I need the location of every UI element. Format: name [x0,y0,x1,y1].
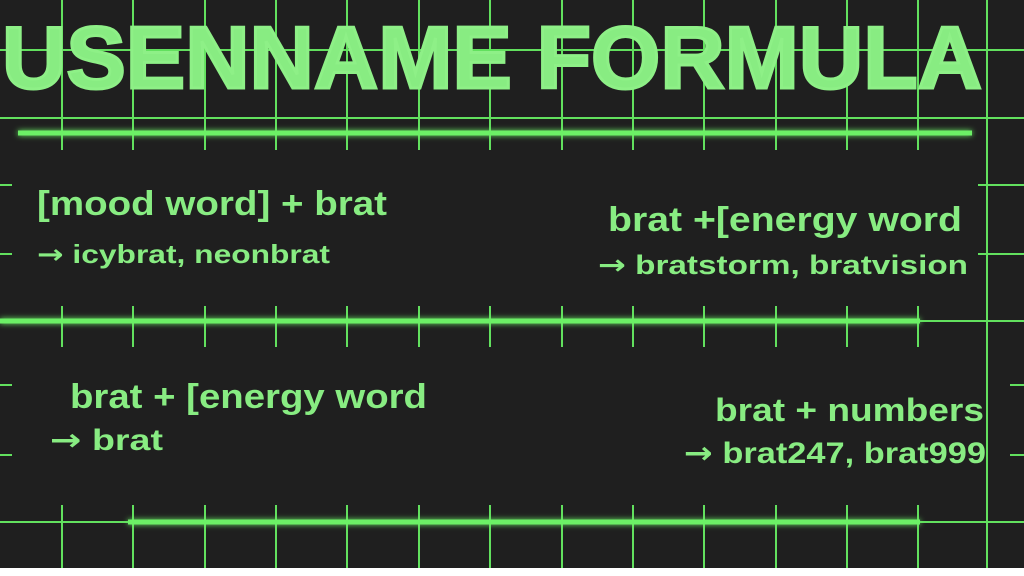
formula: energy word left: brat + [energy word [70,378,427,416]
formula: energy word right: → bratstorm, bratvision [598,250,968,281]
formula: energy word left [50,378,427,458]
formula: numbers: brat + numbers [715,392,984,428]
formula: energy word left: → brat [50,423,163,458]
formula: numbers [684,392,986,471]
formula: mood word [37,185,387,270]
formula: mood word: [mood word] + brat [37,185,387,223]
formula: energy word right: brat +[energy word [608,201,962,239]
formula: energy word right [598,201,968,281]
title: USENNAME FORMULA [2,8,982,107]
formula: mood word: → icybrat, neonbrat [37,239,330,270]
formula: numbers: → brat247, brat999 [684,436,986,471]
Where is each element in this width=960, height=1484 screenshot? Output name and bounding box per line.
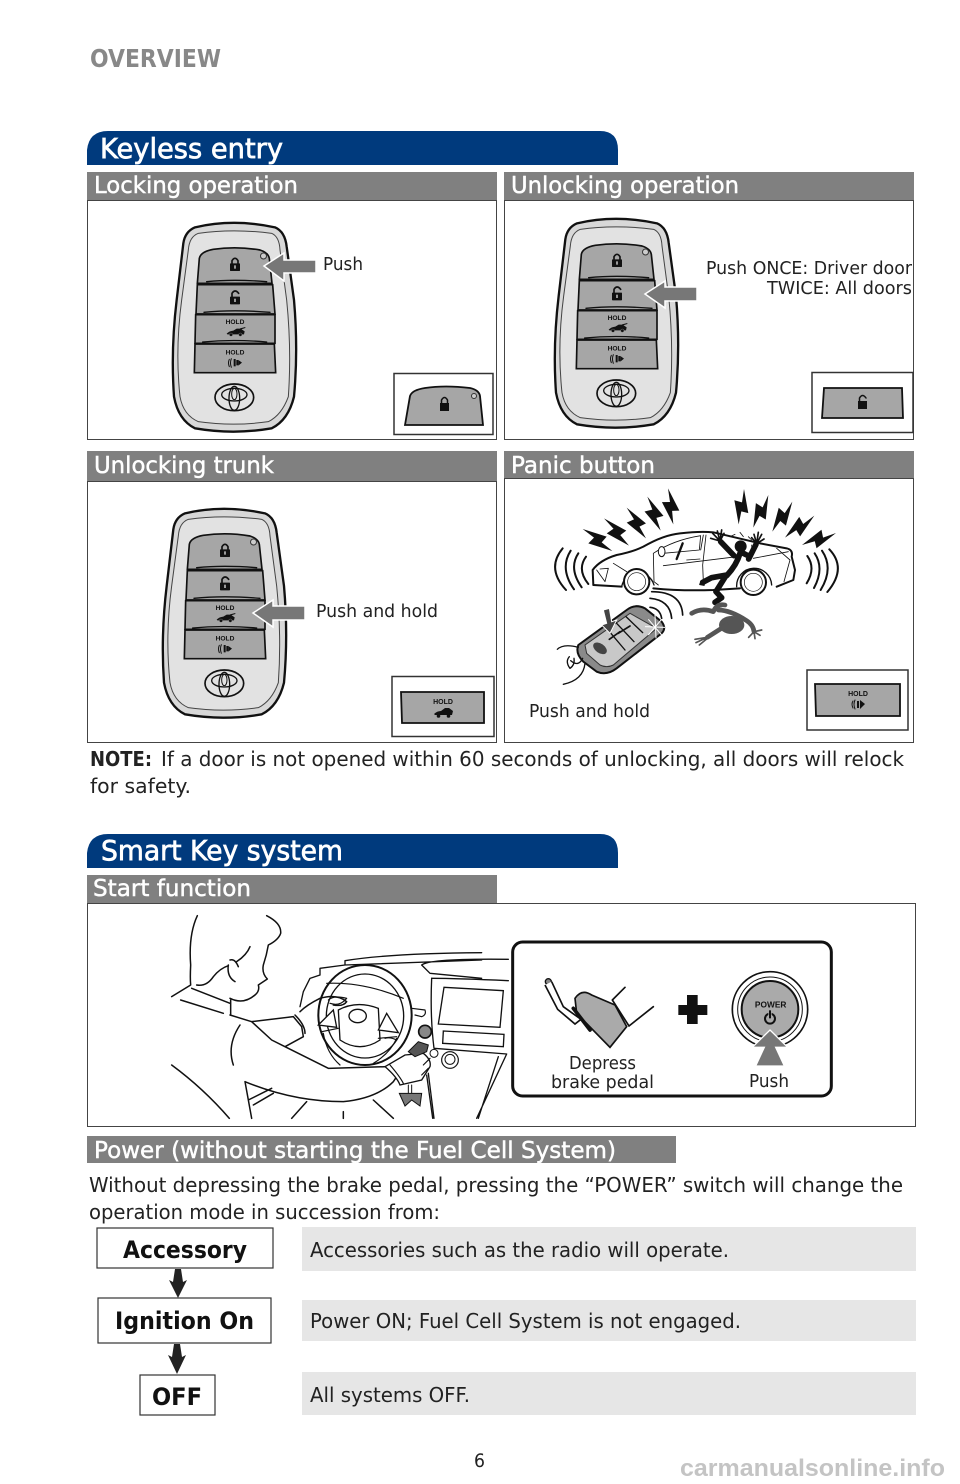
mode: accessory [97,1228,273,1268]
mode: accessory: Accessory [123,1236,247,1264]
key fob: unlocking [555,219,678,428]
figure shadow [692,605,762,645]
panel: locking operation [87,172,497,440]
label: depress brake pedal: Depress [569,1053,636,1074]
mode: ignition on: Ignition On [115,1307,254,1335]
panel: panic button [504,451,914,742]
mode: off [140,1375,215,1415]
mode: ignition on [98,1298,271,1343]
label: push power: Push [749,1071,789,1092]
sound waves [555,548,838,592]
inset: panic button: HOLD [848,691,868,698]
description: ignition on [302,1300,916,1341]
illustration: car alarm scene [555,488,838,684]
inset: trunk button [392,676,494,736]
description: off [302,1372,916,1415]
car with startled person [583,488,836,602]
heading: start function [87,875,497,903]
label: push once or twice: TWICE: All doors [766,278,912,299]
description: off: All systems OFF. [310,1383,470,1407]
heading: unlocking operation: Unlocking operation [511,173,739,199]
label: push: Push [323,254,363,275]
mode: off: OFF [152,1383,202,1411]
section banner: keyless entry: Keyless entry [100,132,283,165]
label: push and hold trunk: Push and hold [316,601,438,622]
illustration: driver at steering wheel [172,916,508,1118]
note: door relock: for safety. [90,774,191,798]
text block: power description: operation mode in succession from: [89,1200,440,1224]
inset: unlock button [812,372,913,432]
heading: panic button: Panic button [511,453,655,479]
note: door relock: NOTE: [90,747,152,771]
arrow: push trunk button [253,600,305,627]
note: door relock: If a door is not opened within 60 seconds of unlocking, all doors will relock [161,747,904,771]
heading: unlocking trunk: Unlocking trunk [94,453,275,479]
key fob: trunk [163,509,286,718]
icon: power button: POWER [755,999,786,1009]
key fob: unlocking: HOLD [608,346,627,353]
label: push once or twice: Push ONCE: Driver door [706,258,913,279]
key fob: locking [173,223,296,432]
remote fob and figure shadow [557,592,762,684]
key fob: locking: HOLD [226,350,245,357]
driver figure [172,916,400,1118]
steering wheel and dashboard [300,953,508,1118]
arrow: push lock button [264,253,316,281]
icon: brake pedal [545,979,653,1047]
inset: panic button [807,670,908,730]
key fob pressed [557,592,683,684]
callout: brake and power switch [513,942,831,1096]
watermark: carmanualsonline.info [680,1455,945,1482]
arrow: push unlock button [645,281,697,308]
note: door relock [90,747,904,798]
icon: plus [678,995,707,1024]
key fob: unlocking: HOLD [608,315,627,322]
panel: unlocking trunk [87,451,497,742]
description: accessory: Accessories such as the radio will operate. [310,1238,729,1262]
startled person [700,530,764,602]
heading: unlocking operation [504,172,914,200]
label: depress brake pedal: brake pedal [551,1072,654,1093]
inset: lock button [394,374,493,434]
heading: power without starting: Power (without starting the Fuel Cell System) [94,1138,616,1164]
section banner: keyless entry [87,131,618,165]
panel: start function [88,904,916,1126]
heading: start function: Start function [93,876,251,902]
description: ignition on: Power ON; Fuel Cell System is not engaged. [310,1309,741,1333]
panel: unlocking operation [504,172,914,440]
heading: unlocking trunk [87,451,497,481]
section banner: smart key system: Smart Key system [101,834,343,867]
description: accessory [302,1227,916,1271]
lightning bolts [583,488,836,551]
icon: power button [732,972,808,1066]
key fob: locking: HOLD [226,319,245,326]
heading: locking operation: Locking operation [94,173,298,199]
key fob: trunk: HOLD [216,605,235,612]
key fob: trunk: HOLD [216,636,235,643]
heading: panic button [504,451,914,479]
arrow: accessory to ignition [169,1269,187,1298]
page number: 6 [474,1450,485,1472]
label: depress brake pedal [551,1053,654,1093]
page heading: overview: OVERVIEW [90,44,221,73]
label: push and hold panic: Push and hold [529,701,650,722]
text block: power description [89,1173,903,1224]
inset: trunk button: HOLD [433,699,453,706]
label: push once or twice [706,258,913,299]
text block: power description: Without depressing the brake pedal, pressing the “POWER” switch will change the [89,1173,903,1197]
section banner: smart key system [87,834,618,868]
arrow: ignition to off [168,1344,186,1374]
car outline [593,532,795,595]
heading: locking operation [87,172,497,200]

# # #

Update all of the data above by replacing "energy word" with "power word" everywhere it appears, leaving every other line unchanged and omitting the pictures.

## COMPLETED TASK:
I need the location of every UI element. Format: name [x0,y0,x1,y1].
formula: power word left: brat + [power word [70,378,427,416]
formula: power word right: → bratstorm, bratvision [598,250,968,281]
formula: power word left [50,378,427,458]
formula: numbers: brat + numbers [715,392,984,428]
formula: power word left: → brat [50,423,163,458]
formula: numbers [684,392,986,471]
formula: mood word [37,185,387,270]
formula: mood word: [mood word] + brat [37,185,387,223]
formula: power word right: brat +[power word [608,201,962,239]
formula: power word right [598,201,968,281]
title: USENNAME FORMULA [2,8,982,107]
formula: mood word: → icybrat, neonbrat [37,239,330,270]
formula: numbers: → brat247, brat999 [684,436,986,471]
Where is each element in this width=960, height=1484 screenshot? Output name and bounding box per line.
mode: accessory [97,1228,273,1268]
mode: accessory: Accessory [123,1236,247,1264]
key fob: unlocking [555,219,678,428]
figure shadow [692,605,762,645]
panel: locking operation [87,172,497,440]
label: depress brake pedal: Depress [569,1053,636,1074]
mode: ignition on: Ignition On [115,1307,254,1335]
panel: panic button [504,451,914,742]
mode: off [140,1375,215,1415]
mode: ignition on [98,1298,271,1343]
label: push power: Push [749,1071,789,1092]
sound waves [555,548,838,592]
inset: panic button: HOLD [848,691,868,698]
description: ignition on [302,1300,916,1341]
illustration: car alarm scene [555,488,838,684]
inset: trunk button [392,676,494,736]
description: off [302,1372,916,1415]
car with startled person [583,488,836,602]
heading: start function [87,875,497,903]
label: push once or twice: TWICE: All doors [766,278,912,299]
description: off: All systems OFF. [310,1383,470,1407]
heading: unlocking operation: Unlocking operation [511,173,739,199]
label: push: Push [323,254,363,275]
mode: off: OFF [152,1383,202,1411]
section banner: keyless entry: Keyless entry [100,132,283,165]
label: push and hold trunk: Push and hold [316,601,438,622]
illustration: driver at steering wheel [172,916,508,1118]
note: door relock: for safety. [90,774,191,798]
text block: power description: operation mode in succession from: [89,1200,440,1224]
inset: unlock button [812,372,913,432]
heading: panic button: Panic button [511,453,655,479]
note: door relock: NOTE: [90,747,152,771]
arrow: push trunk button [253,600,305,627]
note: door relock: If a door is not opened within 60 seconds of unlocking, all doors will relock [161,747,904,771]
heading: unlocking trunk: Unlocking trunk [94,453,275,479]
key fob: trunk [163,509,286,718]
icon: power button: POWER [755,999,786,1009]
key fob: unlocking: HOLD [608,346,627,353]
label: push once or twice: Push ONCE: Driver door [706,258,913,279]
key fob: locking [173,223,296,432]
remote fob and figure shadow [557,592,762,684]
key fob: locking: HOLD [226,350,245,357]
driver figure [172,916,400,1118]
steering wheel and dashboard [300,953,508,1118]
arrow: push lock button [264,253,316,281]
icon: brake pedal [545,979,653,1047]
inset: panic button [807,670,908,730]
key fob pressed [557,592,683,684]
callout: brake and power switch [513,942,831,1096]
watermark: carmanualsonline.info [680,1455,945,1482]
arrow: push unlock button [645,281,697,308]
note: door relock [90,747,904,798]
icon: plus [678,995,707,1024]
key fob: unlocking: HOLD [608,315,627,322]
panel: unlocking trunk [87,451,497,742]
description: accessory: Accessories such as the radio will operate. [310,1238,729,1262]
startled person [700,530,764,602]
heading: unlocking operation [504,172,914,200]
label: depress brake pedal: brake pedal [551,1072,654,1093]
inset: lock button [394,374,493,434]
heading: power without starting: Power (without starting the Fuel Cell System) [94,1138,616,1164]
section banner: keyless entry [87,131,618,165]
panel: start function [88,904,916,1126]
heading: start function: Start function [93,876,251,902]
description: ignition on: Power ON; Fuel Cell System is not engaged. [310,1309,741,1333]
panel: unlocking operation [504,172,914,440]
heading: unlocking trunk [87,451,497,481]
section banner: smart key system: Smart Key system [101,834,343,867]
description: accessory [302,1227,916,1271]
lightning bolts [583,488,836,551]
icon: power button [732,972,808,1066]
key fob: locking: HOLD [226,319,245,326]
heading: locking operation: Locking operation [94,173,298,199]
key fob: trunk: HOLD [216,605,235,612]
key fob: trunk: HOLD [216,636,235,643]
heading: panic button [504,451,914,479]
arrow: accessory to ignition [169,1269,187,1298]
page number: 6 [474,1450,485,1472]
label: depress brake pedal [551,1053,654,1093]
page heading: overview: OVERVIEW [90,44,221,73]
label: push and hold panic: Push and hold [529,701,650,722]
text block: power description [89,1173,903,1224]
inset: trunk button: HOLD [433,699,453,706]
label: push once or twice [706,258,913,299]
text block: power description: Without depressing the brake pedal, pressing the “POWER” switch will change the [89,1173,903,1197]
section banner: smart key system [87,834,618,868]
arrow: ignition to off [168,1344,186,1374]
car outline [593,532,795,595]
heading: locking operation [87,172,497,200]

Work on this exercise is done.